### EXERCISE
Reproduce all the material exactly, minus any pictures it holds.

--- Begin SOURCE RECORDS ---

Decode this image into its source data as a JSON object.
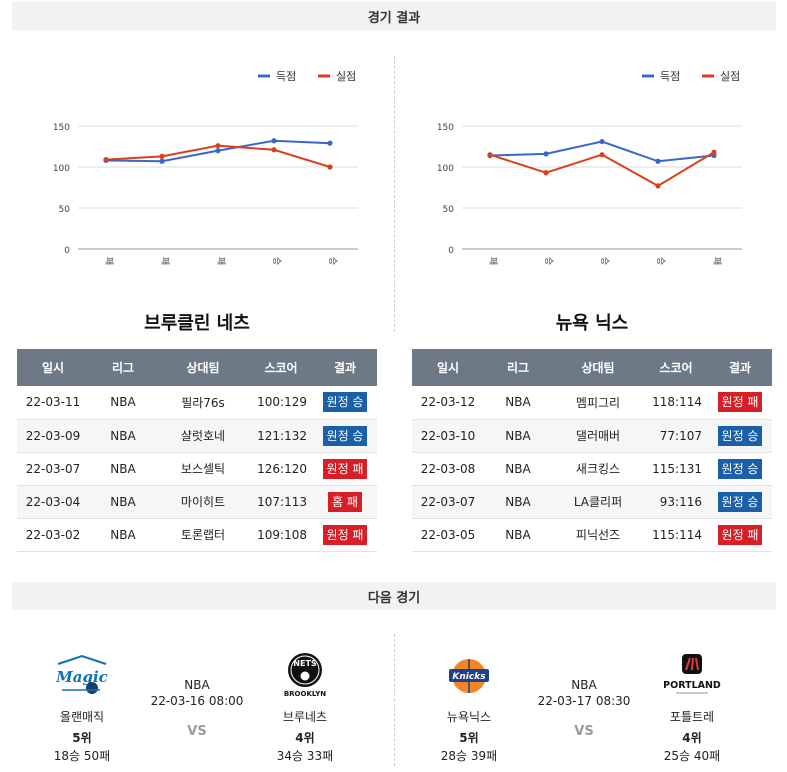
{
  "headers": {
    "results": "경기 결과",
    "next_game": "다음 경기"
  },
  "legend": {
    "scored": "득점",
    "conceded": "실점"
  },
  "colors": {
    "scored": "#3a67c9",
    "conceded": "#d8401c",
    "win": "#1a5fa8",
    "lose": "#d61f26",
    "table_header": "#6d7a86"
  },
  "table_columns": [
    "일시",
    "리그",
    "상대팀",
    "스코어",
    "결과"
  ],
  "chart_data": [
    {
      "type": "line",
      "categories": [
        "패",
        "패",
        "패",
        "승",
        "승"
      ],
      "ylim": [
        0,
        150
      ],
      "yticks": [
        0,
        50,
        100,
        150
      ],
      "legend_position": "top-right",
      "grid": true,
      "series": [
        {
          "name": "득점",
          "values": [
            108,
            107,
            120,
            132,
            129
          ]
        },
        {
          "name": "실점",
          "values": [
            109,
            113,
            126,
            121,
            100
          ]
        }
      ]
    },
    {
      "type": "line",
      "categories": [
        "패",
        "승",
        "승",
        "승",
        "패"
      ],
      "ylim": [
        0,
        150
      ],
      "yticks": [
        0,
        50,
        100,
        150
      ],
      "legend_position": "top-right",
      "grid": true,
      "series": [
        {
          "name": "득점",
          "values": [
            114,
            116,
            131,
            107,
            114
          ]
        },
        {
          "name": "실점",
          "values": [
            115,
            93,
            115,
            77,
            118
          ]
        }
      ]
    }
  ],
  "left_team": {
    "title": "브루클린 네츠",
    "games": [
      {
        "date": "22-03-11",
        "league": "NBA",
        "opponent": "필라76s",
        "score": "100:129",
        "result": "원정 승",
        "win": true
      },
      {
        "date": "22-03-09",
        "league": "NBA",
        "opponent": "샬럿호네",
        "score": "121:132",
        "result": "원정 승",
        "win": true
      },
      {
        "date": "22-03-07",
        "league": "NBA",
        "opponent": "보스셀틱",
        "score": "126:120",
        "result": "원정 패",
        "win": false
      },
      {
        "date": "22-03-04",
        "league": "NBA",
        "opponent": "마이히트",
        "score": "107:113",
        "result": "홈 패",
        "win": false
      },
      {
        "date": "22-03-02",
        "league": "NBA",
        "opponent": "토론랩터",
        "score": "109:108",
        "result": "원정 패",
        "win": false
      }
    ]
  },
  "right_team": {
    "title": "뉴욕 닉스",
    "games": [
      {
        "date": "22-03-12",
        "league": "NBA",
        "opponent": "멤피그리",
        "score": "118:114",
        "result": "원정 패",
        "win": false
      },
      {
        "date": "22-03-10",
        "league": "NBA",
        "opponent": "댈러매버",
        "score": "77:107",
        "result": "원정 승",
        "win": true
      },
      {
        "date": "22-03-08",
        "league": "NBA",
        "opponent": "새크킹스",
        "score": "115:131",
        "result": "원정 승",
        "win": true
      },
      {
        "date": "22-03-07",
        "league": "NBA",
        "opponent": "LA클리퍼",
        "score": "93:116",
        "result": "원정 승",
        "win": true
      },
      {
        "date": "22-03-05",
        "league": "NBA",
        "opponent": "피닉선즈",
        "score": "115:114",
        "result": "원정 패",
        "win": false
      }
    ]
  },
  "next_games": [
    {
      "league": "NBA",
      "datetime": "22-03-16 08:00",
      "vs": "VS",
      "home": {
        "name": "올랜매직",
        "rank": "5위",
        "record": "18승 50패",
        "logo_text": "Magic"
      },
      "away": {
        "name": "브루네츠",
        "rank": "4위",
        "record": "34승 33패",
        "logo_text": "NETS",
        "logo_subtext": "BROOKLYN"
      }
    },
    {
      "league": "NBA",
      "datetime": "22-03-17 08:30",
      "vs": "VS",
      "home": {
        "name": "뉴욕닉스",
        "rank": "5위",
        "record": "28승 39패",
        "logo_text": "Knicks"
      },
      "away": {
        "name": "포틀트레",
        "rank": "4위",
        "record": "25승 40패",
        "logo_text": "PORTLAND"
      }
    }
  ]
}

--- End SOURCE RECORDS ---

### REPLY
Decode this image into its source data as a JSON object.
{
  "headers": {
    "results": "경기 결과",
    "next_game": "다음 경기"
  },
  "legend": {
    "scored": "득점",
    "conceded": "실점"
  },
  "colors": {
    "scored": "#3a67c9",
    "conceded": "#d8401c",
    "win": "#1a5fa8",
    "lose": "#d61f26",
    "table_header": "#6d7a86"
  },
  "table_columns": [
    "일시",
    "리그",
    "상대팀",
    "스코어",
    "결과"
  ],
  "chart_data": [
    {
      "type": "line",
      "categories": [
        "패",
        "패",
        "패",
        "승",
        "승"
      ],
      "ylim": [
        0,
        150
      ],
      "yticks": [
        0,
        50,
        100,
        150
      ],
      "legend_position": "top-right",
      "grid": true,
      "series": [
        {
          "name": "득점",
          "values": [
            108,
            107,
            120,
            132,
            129
          ]
        },
        {
          "name": "실점",
          "values": [
            109,
            113,
            126,
            121,
            100
          ]
        }
      ]
    },
    {
      "type": "line",
      "categories": [
        "패",
        "승",
        "승",
        "승",
        "패"
      ],
      "ylim": [
        0,
        150
      ],
      "yticks": [
        0,
        50,
        100,
        150
      ],
      "legend_position": "top-right",
      "grid": true,
      "series": [
        {
          "name": "득점",
          "values": [
            114,
            116,
            131,
            107,
            114
          ]
        },
        {
          "name": "실점",
          "values": [
            115,
            93,
            115,
            77,
            118
          ]
        }
      ]
    }
  ],
  "left_team": {
    "title": "브루클린 네츠",
    "games": [
      {
        "date": "22-03-11",
        "league": "NBA",
        "opponent": "필라76s",
        "score": "100:129",
        "result": "원정 승",
        "win": true
      },
      {
        "date": "22-03-09",
        "league": "NBA",
        "opponent": "샬럿호네",
        "score": "121:132",
        "result": "원정 승",
        "win": true
      },
      {
        "date": "22-03-07",
        "league": "NBA",
        "opponent": "보스셀틱",
        "score": "126:120",
        "result": "원정 패",
        "win": false
      },
      {
        "date": "22-03-04",
        "league": "NBA",
        "opponent": "마이히트",
        "score": "107:113",
        "result": "홈 패",
        "win": false
      },
      {
        "date": "22-03-02",
        "league": "NBA",
        "opponent": "토론랩터",
        "score": "109:108",
        "result": "원정 패",
        "win": false
      }
    ]
  },
  "right_team": {
    "title": "뉴욕 닉스",
    "games": [
      {
        "date": "22-03-12",
        "league": "NBA",
        "opponent": "멤피그리",
        "score": "118:114",
        "result": "원정 패",
        "win": false
      },
      {
        "date": "22-03-10",
        "league": "NBA",
        "opponent": "댈러매버",
        "score": "77:107",
        "result": "원정 승",
        "win": true
      },
      {
        "date": "22-03-08",
        "league": "NBA",
        "opponent": "새크킹스",
        "score": "115:131",
        "result": "원정 승",
        "win": true
      },
      {
        "date": "22-03-07",
        "league": "NBA",
        "opponent": "LA클리퍼",
        "score": "93:116",
        "result": "원정 승",
        "win": true
      },
      {
        "date": "22-03-05",
        "league": "NBA",
        "opponent": "피닉선즈",
        "score": "115:114",
        "result": "원정 패",
        "win": false
      }
    ]
  },
  "next_games": [
    {
      "league": "NBA",
      "datetime": "22-03-16 08:00",
      "vs": "VS",
      "home": {
        "name": "올랜매직",
        "rank": "5위",
        "record": "18승 50패",
        "logo_text": "Magic"
      },
      "away": {
        "name": "브루네츠",
        "rank": "4위",
        "record": "34승 33패",
        "logo_text": "NETS",
        "logo_subtext": "BROOKLYN"
      }
    },
    {
      "league": "NBA",
      "datetime": "22-03-17 08:30",
      "vs": "VS",
      "home": {
        "name": "뉴욕닉스",
        "rank": "5위",
        "record": "28승 39패",
        "logo_text": "Knicks"
      },
      "away": {
        "name": "포틀트레",
        "rank": "4위",
        "record": "25승 40패",
        "logo_text": "PORTLAND"
      }
    }
  ]
}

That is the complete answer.